▶ [Raw records]:
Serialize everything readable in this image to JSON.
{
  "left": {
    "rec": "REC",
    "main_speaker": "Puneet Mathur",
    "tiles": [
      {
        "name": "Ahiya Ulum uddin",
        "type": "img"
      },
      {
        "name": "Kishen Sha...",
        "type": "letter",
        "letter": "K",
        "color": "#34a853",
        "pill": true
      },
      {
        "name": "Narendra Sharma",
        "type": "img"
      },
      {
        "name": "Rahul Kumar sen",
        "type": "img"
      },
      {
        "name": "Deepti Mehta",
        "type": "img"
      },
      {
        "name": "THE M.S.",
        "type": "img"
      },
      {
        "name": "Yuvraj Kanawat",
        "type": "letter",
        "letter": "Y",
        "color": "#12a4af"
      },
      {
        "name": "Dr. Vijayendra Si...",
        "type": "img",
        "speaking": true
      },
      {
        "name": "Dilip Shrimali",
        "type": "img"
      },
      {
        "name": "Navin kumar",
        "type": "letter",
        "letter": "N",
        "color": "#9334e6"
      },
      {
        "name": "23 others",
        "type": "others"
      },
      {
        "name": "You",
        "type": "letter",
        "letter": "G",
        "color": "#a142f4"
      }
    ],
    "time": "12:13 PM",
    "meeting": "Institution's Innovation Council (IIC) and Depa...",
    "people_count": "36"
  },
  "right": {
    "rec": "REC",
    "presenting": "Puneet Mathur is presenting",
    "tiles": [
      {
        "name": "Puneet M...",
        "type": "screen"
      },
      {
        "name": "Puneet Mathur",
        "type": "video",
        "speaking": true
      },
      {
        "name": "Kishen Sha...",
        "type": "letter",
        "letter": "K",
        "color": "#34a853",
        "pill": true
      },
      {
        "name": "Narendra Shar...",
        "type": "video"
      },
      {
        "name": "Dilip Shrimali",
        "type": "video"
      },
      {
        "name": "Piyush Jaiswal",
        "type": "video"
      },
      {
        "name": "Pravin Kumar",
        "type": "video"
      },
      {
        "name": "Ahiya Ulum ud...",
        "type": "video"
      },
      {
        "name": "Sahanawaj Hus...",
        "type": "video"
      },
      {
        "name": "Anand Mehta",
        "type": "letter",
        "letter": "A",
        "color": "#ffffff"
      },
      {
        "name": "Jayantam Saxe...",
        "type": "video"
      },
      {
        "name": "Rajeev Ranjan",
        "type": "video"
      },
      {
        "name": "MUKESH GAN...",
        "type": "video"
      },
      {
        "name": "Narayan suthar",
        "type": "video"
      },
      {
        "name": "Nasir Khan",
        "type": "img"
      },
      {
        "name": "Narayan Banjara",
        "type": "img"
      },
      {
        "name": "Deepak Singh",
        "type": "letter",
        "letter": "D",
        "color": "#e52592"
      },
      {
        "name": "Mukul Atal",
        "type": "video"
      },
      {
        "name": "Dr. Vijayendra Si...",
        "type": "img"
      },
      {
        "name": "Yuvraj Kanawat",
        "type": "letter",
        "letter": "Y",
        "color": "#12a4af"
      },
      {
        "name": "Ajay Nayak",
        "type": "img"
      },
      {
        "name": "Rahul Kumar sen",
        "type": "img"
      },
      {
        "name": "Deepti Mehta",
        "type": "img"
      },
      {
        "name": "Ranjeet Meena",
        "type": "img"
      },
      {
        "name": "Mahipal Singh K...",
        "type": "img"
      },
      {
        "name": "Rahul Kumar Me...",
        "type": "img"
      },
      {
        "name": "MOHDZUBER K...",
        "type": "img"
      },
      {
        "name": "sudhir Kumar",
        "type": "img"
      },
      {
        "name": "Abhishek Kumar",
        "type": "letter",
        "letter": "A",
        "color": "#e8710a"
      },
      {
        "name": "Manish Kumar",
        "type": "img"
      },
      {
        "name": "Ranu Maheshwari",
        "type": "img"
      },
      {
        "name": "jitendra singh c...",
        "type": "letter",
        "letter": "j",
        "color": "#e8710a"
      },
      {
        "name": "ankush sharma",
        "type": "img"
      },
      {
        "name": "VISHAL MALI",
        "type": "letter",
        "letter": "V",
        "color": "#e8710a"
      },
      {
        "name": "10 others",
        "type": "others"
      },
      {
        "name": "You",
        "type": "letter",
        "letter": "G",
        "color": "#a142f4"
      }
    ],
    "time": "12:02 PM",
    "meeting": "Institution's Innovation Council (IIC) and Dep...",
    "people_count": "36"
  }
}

▶ [Your instructions]: Copy each record from above exactly, and include every line.

▶ [Written answer]:
Serialize everything readable in this image to JSON.
{
  "left": {
    "rec": "REC",
    "main_speaker": "Puneet Mathur",
    "tiles": [
      {
        "name": "Ahiya Ulum uddin",
        "type": "img"
      },
      {
        "name": "Kishen Sha...",
        "type": "letter",
        "letter": "K",
        "color": "#34a853",
        "pill": true
      },
      {
        "name": "Narendra Sharma",
        "type": "img"
      },
      {
        "name": "Rahul Kumar sen",
        "type": "img"
      },
      {
        "name": "Deepti Mehta",
        "type": "img"
      },
      {
        "name": "THE M.S.",
        "type": "img"
      },
      {
        "name": "Yuvraj Kanawat",
        "type": "letter",
        "letter": "Y",
        "color": "#12a4af"
      },
      {
        "name": "Dr. Vijayendra Si...",
        "type": "img",
        "speaking": true
      },
      {
        "name": "Dilip Shrimali",
        "type": "img"
      },
      {
        "name": "Navin kumar",
        "type": "letter",
        "letter": "N",
        "color": "#9334e6"
      },
      {
        "name": "23 others",
        "type": "others"
      },
      {
        "name": "You",
        "type": "letter",
        "letter": "G",
        "color": "#a142f4"
      }
    ],
    "time": "12:13 PM",
    "meeting": "Institution's Innovation Council (IIC) and Depa...",
    "people_count": "36"
  },
  "right": {
    "rec": "REC",
    "presenting": "Puneet Mathur is presenting",
    "tiles": [
      {
        "name": "Puneet M...",
        "type": "screen"
      },
      {
        "name": "Puneet Mathur",
        "type": "video",
        "speaking": true
      },
      {
        "name": "Kishen Sha...",
        "type": "letter",
        "letter": "K",
        "color": "#34a853",
        "pill": true
      },
      {
        "name": "Narendra Shar...",
        "type": "video"
      },
      {
        "name": "Dilip Shrimali",
        "type": "video"
      },
      {
        "name": "Piyush Jaiswal",
        "type": "video"
      },
      {
        "name": "Pravin Kumar",
        "type": "video"
      },
      {
        "name": "Ahiya Ulum ud...",
        "type": "video"
      },
      {
        "name": "Sahanawaj Hus...",
        "type": "video"
      },
      {
        "name": "Anand Mehta",
        "type": "letter",
        "letter": "A",
        "color": "#ffffff"
      },
      {
        "name": "Jayantam Saxe...",
        "type": "video"
      },
      {
        "name": "Rajeev Ranjan",
        "type": "video"
      },
      {
        "name": "MUKESH GAN...",
        "type": "video"
      },
      {
        "name": "Narayan suthar",
        "type": "video"
      },
      {
        "name": "Nasir Khan",
        "type": "img"
      },
      {
        "name": "Narayan Banjara",
        "type": "img"
      },
      {
        "name": "Deepak Singh",
        "type": "letter",
        "letter": "D",
        "color": "#e52592"
      },
      {
        "name": "Mukul Atal",
        "type": "video"
      },
      {
        "name": "Dr. Vijayendra Si...",
        "type": "img"
      },
      {
        "name": "Yuvraj Kanawat",
        "type": "letter",
        "letter": "Y",
        "color": "#12a4af"
      },
      {
        "name": "Ajay Nayak",
        "type": "img"
      },
      {
        "name": "Rahul Kumar sen",
        "type": "img"
      },
      {
        "name": "Deepti Mehta",
        "type": "img"
      },
      {
        "name": "Ranjeet Meena",
        "type": "img"
      },
      {
        "name": "Mahipal Singh K...",
        "type": "img"
      },
      {
        "name": "Rahul Kumar Me...",
        "type": "img"
      },
      {
        "name": "MOHDZUBER K...",
        "type": "img"
      },
      {
        "name": "sudhir Kumar",
        "type": "img"
      },
      {
        "name": "Abhishek Kumar",
        "type": "letter",
        "letter": "A",
        "color": "#e8710a"
      },
      {
        "name": "Manish Kumar",
        "type": "img"
      },
      {
        "name": "Ranu Maheshwari",
        "type": "img"
      },
      {
        "name": "jitendra singh c...",
        "type": "letter",
        "letter": "j",
        "color": "#e8710a"
      },
      {
        "name": "ankush sharma",
        "type": "img"
      },
      {
        "name": "VISHAL MALI",
        "type": "letter",
        "letter": "V",
        "color": "#e8710a"
      },
      {
        "name": "10 others",
        "type": "others"
      },
      {
        "name": "You",
        "type": "letter",
        "letter": "G",
        "color": "#a142f4"
      }
    ],
    "time": "12:02 PM",
    "meeting": "Institution's Innovation Council (IIC) and Dep...",
    "people_count": "36"
  }
}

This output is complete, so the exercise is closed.